------ DATA ROWS ------

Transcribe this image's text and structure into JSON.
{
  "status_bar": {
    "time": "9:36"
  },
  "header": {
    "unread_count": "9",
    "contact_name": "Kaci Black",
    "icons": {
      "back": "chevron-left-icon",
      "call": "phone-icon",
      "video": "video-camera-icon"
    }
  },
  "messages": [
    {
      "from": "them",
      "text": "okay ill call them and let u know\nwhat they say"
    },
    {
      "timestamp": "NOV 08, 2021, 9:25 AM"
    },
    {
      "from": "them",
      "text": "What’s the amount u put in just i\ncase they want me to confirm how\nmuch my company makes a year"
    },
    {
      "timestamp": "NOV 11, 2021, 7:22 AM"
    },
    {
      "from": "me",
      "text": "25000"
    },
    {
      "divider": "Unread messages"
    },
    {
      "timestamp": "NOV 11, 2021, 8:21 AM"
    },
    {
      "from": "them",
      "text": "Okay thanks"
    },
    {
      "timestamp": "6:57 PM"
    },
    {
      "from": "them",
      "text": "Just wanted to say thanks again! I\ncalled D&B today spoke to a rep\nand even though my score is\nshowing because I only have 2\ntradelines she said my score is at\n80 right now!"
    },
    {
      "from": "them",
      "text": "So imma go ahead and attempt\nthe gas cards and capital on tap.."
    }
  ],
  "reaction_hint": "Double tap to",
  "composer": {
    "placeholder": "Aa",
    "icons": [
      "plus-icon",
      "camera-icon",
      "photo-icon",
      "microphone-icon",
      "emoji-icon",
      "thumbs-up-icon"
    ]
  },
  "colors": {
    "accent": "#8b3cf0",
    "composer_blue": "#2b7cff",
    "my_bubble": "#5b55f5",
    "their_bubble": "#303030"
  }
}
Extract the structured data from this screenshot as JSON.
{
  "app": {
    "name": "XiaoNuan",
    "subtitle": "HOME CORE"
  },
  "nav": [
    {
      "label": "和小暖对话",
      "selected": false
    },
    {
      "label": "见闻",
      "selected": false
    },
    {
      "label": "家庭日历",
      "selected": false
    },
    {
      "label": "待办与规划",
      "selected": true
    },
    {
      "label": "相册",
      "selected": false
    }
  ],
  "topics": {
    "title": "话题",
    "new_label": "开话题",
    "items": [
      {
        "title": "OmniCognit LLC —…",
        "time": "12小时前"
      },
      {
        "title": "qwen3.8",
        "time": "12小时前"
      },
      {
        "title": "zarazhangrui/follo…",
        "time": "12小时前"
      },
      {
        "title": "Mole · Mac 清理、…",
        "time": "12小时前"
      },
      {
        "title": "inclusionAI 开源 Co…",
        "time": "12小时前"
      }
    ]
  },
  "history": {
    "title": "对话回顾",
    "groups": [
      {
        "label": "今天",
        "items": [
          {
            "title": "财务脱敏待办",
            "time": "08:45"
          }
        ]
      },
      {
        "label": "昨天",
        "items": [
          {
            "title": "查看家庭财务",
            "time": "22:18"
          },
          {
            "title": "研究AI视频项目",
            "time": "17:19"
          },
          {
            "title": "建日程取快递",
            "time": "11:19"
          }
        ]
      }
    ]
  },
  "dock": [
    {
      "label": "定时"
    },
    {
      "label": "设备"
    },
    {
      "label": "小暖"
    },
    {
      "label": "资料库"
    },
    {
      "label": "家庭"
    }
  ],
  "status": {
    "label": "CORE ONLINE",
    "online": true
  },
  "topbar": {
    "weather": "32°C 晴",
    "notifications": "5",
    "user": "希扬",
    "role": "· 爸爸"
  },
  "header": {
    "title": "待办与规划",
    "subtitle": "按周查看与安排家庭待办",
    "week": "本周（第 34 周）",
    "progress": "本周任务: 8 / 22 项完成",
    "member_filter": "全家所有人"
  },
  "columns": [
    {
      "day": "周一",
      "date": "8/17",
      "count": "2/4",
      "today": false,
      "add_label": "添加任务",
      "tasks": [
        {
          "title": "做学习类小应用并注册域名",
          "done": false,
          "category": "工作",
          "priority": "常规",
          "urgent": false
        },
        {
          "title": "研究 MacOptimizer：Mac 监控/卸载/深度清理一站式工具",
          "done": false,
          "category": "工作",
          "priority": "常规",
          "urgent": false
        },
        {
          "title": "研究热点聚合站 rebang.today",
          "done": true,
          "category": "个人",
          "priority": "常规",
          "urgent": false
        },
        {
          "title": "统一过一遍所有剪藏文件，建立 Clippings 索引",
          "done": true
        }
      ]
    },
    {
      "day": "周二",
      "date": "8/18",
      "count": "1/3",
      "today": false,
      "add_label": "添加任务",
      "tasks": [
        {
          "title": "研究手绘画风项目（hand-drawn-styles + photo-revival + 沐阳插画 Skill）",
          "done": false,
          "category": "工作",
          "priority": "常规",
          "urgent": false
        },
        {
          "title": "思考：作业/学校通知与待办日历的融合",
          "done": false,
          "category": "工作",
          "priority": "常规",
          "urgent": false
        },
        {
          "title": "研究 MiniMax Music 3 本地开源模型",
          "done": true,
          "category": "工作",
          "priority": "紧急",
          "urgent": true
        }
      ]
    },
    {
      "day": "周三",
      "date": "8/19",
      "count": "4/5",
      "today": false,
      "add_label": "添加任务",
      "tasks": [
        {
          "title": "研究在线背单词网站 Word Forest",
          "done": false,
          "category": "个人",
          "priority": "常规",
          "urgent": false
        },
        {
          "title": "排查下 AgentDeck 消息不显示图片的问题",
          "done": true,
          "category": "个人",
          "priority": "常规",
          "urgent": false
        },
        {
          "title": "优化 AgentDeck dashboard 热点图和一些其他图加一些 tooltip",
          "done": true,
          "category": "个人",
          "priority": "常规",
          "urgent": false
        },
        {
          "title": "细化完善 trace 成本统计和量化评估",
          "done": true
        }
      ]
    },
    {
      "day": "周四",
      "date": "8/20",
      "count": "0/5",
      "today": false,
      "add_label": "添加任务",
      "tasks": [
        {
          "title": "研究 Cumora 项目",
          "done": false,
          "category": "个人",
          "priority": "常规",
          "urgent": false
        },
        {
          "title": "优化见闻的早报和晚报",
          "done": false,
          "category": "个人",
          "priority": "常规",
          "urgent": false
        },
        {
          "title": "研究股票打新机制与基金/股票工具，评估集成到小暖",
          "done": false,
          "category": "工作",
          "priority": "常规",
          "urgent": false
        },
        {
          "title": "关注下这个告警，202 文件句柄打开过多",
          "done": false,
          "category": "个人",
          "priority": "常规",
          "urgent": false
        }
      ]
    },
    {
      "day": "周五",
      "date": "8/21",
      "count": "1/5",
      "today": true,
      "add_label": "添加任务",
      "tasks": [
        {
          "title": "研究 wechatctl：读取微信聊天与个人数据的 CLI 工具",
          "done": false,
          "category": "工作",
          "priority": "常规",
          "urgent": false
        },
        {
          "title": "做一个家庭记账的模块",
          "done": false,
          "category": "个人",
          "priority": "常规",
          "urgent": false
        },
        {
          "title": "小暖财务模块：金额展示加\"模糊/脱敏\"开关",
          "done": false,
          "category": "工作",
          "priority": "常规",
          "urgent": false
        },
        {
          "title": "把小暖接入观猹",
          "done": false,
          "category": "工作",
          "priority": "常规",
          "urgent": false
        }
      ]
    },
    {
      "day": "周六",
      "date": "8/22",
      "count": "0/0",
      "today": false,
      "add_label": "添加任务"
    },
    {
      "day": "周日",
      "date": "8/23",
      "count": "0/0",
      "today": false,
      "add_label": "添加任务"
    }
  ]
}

------

WHAT YOU NEED TO DO
Output an exact copy of each record.

REPLY
Transcribe this image's text and structure into JSON.
{
  "status_bar": {
    "time": "9:36"
  },
  "header": {
    "unread_count": "9",
    "contact_name": "Kaci Black",
    "icons": {
      "back": "chevron-left-icon",
      "call": "phone-icon",
      "video": "video-camera-icon"
    }
  },
  "messages": [
    {
      "from": "them",
      "text": "okay ill call them and let u know\nwhat they say"
    },
    {
      "timestamp": "NOV 08, 2021, 9:25 AM"
    },
    {
      "from": "them",
      "text": "What’s the amount u put in just i\ncase they want me to confirm how\nmuch my company makes a year"
    },
    {
      "timestamp": "NOV 11, 2021, 7:22 AM"
    },
    {
      "from": "me",
      "text": "25000"
    },
    {
      "divider": "Unread messages"
    },
    {
      "timestamp": "NOV 11, 2021, 8:21 AM"
    },
    {
      "from": "them",
      "text": "Okay thanks"
    },
    {
      "timestamp": "6:57 PM"
    },
    {
      "from": "them",
      "text": "Just wanted to say thanks again! I\ncalled D&B today spoke to a rep\nand even though my score is\nshowing because I only have 2\ntradelines she said my score is at\n80 right now!"
    },
    {
      "from": "them",
      "text": "So imma go ahead and attempt\nthe gas cards and capital on tap.."
    }
  ],
  "reaction_hint": "Double tap to",
  "composer": {
    "placeholder": "Aa",
    "icons": [
      "plus-icon",
      "camera-icon",
      "photo-icon",
      "microphone-icon",
      "emoji-icon",
      "thumbs-up-icon"
    ]
  },
  "colors": {
    "accent": "#8b3cf0",
    "composer_blue": "#2b7cff",
    "my_bubble": "#5b55f5",
    "their_bubble": "#303030"
  }
}
Extract the structured data from this screenshot as JSON.
{
  "app": {
    "name": "XiaoNuan",
    "subtitle": "HOME CORE"
  },
  "nav": [
    {
      "label": "和小暖对话",
      "selected": false
    },
    {
      "label": "见闻",
      "selected": false
    },
    {
      "label": "家庭日历",
      "selected": false
    },
    {
      "label": "待办与规划",
      "selected": true
    },
    {
      "label": "相册",
      "selected": false
    }
  ],
  "topics": {
    "title": "话题",
    "new_label": "开话题",
    "items": [
      {
        "title": "OmniCognit LLC —…",
        "time": "12小时前"
      },
      {
        "title": "qwen3.8",
        "time": "12小时前"
      },
      {
        "title": "zarazhangrui/follo…",
        "time": "12小时前"
      },
      {
        "title": "Mole · Mac 清理、…",
        "time": "12小时前"
      },
      {
        "title": "inclusionAI 开源 Co…",
        "time": "12小时前"
      }
    ]
  },
  "history": {
    "title": "对话回顾",
    "groups": [
      {
        "label": "今天",
        "items": [
          {
            "title": "财务脱敏待办",
            "time": "08:45"
          }
        ]
      },
      {
        "label": "昨天",
        "items": [
          {
            "title": "查看家庭财务",
            "time": "22:18"
          },
          {
            "title": "研究AI视频项目",
            "time": "17:19"
          },
          {
            "title": "建日程取快递",
            "time": "11:19"
          }
        ]
      }
    ]
  },
  "dock": [
    {
      "label": "定时"
    },
    {
      "label": "设备"
    },
    {
      "label": "小暖"
    },
    {
      "label": "资料库"
    },
    {
      "label": "家庭"
    }
  ],
  "status": {
    "label": "CORE ONLINE",
    "online": true
  },
  "topbar": {
    "weather": "32°C 晴",
    "notifications": "5",
    "user": "希扬",
    "role": "· 爸爸"
  },
  "header": {
    "title": "待办与规划",
    "subtitle": "按周查看与安排家庭待办",
    "week": "本周（第 34 周）",
    "progress": "本周任务: 8 / 22 项完成",
    "member_filter": "全家所有人"
  },
  "columns": [
    {
      "day": "周一",
      "date": "8/17",
      "count": "2/4",
      "today": false,
      "add_label": "添加任务",
      "tasks": [
        {
          "title": "做学习类小应用并注册域名",
          "done": false,
          "category": "工作",
          "priority": "常规",
          "urgent": false
        },
        {
          "title": "研究 MacOptimizer：Mac 监控/卸载/深度清理一站式工具",
          "done": false,
          "category": "工作",
          "priority": "常规",
          "urgent": false
        },
        {
          "title": "研究热点聚合站 rebang.today",
          "done": true,
          "category": "个人",
          "priority": "常规",
          "urgent": false
        },
        {
          "title": "统一过一遍所有剪藏文件，建立 Clippings 索引",
          "done": true
        }
      ]
    },
    {
      "day": "周二",
      "date": "8/18",
      "count": "1/3",
      "today": false,
      "add_label": "添加任务",
      "tasks": [
        {
          "title": "研究手绘画风项目（hand-drawn-styles + photo-revival + 沐阳插画 Skill）",
          "done": false,
          "category": "工作",
          "priority": "常规",
          "urgent": false
        },
        {
          "title": "思考：作业/学校通知与待办日历的融合",
          "done": false,
          "category": "工作",
          "priority": "常规",
          "urgent": false
        },
        {
          "title": "研究 MiniMax Music 3 本地开源模型",
          "done": true,
          "category": "工作",
          "priority": "紧急",
          "urgent": true
        }
      ]
    },
    {
      "day": "周三",
      "date": "8/19",
      "count": "4/5",
      "today": false,
      "add_label": "添加任务",
      "tasks": [
        {
          "title": "研究在线背单词网站 Word Forest",
          "done": false,
          "category": "个人",
          "priority": "常规",
          "urgent": false
        },
        {
          "title": "排查下 AgentDeck 消息不显示图片的问题",
          "done": true,
          "category": "个人",
          "priority": "常规",
          "urgent": false
        },
        {
          "title": "优化 AgentDeck dashboard 热点图和一些其他图加一些 tooltip",
          "done": true,
          "category": "个人",
          "priority": "常规",
          "urgent": false
        },
        {
          "title": "细化完善 trace 成本统计和量化评估",
          "done": true
        }
      ]
    },
    {
      "day": "周四",
      "date": "8/20",
      "count": "0/5",
      "today": false,
      "add_label": "添加任务",
      "tasks": [
        {
          "title": "研究 Cumora 项目",
          "done": false,
          "category": "个人",
          "priority": "常规",
          "urgent": false
        },
        {
          "title": "优化见闻的早报和晚报",
          "done": false,
          "category": "个人",
          "priority": "常规",
          "urgent": false
        },
        {
          "title": "研究股票打新机制与基金/股票工具，评估集成到小暖",
          "done": false,
          "category": "工作",
          "priority": "常规",
          "urgent": false
        },
        {
          "title": "关注下这个告警，202 文件句柄打开过多",
          "done": false,
          "category": "个人",
          "priority": "常规",
          "urgent": false
        }
      ]
    },
    {
      "day": "周五",
      "date": "8/21",
      "count": "1/5",
      "today": true,
      "add_label": "添加任务",
      "tasks": [
        {
          "title": "研究 wechatctl：读取微信聊天与个人数据的 CLI 工具",
          "done": false,
          "category": "工作",
          "priority": "常规",
          "urgent": false
        },
        {
          "title": "做一个家庭记账的模块",
          "done": false,
          "category": "个人",
          "priority": "常规",
          "urgent": false
        },
        {
          "title": "小暖财务模块：金额展示加\"模糊/脱敏\"开关",
          "done": false,
          "category": "工作",
          "priority": "常规",
          "urgent": false
        },
        {
          "title": "把小暖接入观猹",
          "done": false,
          "category": "工作",
          "priority": "常规",
          "urgent": false
        }
      ]
    },
    {
      "day": "周六",
      "date": "8/22",
      "count": "0/0",
      "today": false,
      "add_label": "添加任务"
    },
    {
      "day": "周日",
      "date": "8/23",
      "count": "0/0",
      "today": false,
      "add_label": "添加任务"
    }
  ]
}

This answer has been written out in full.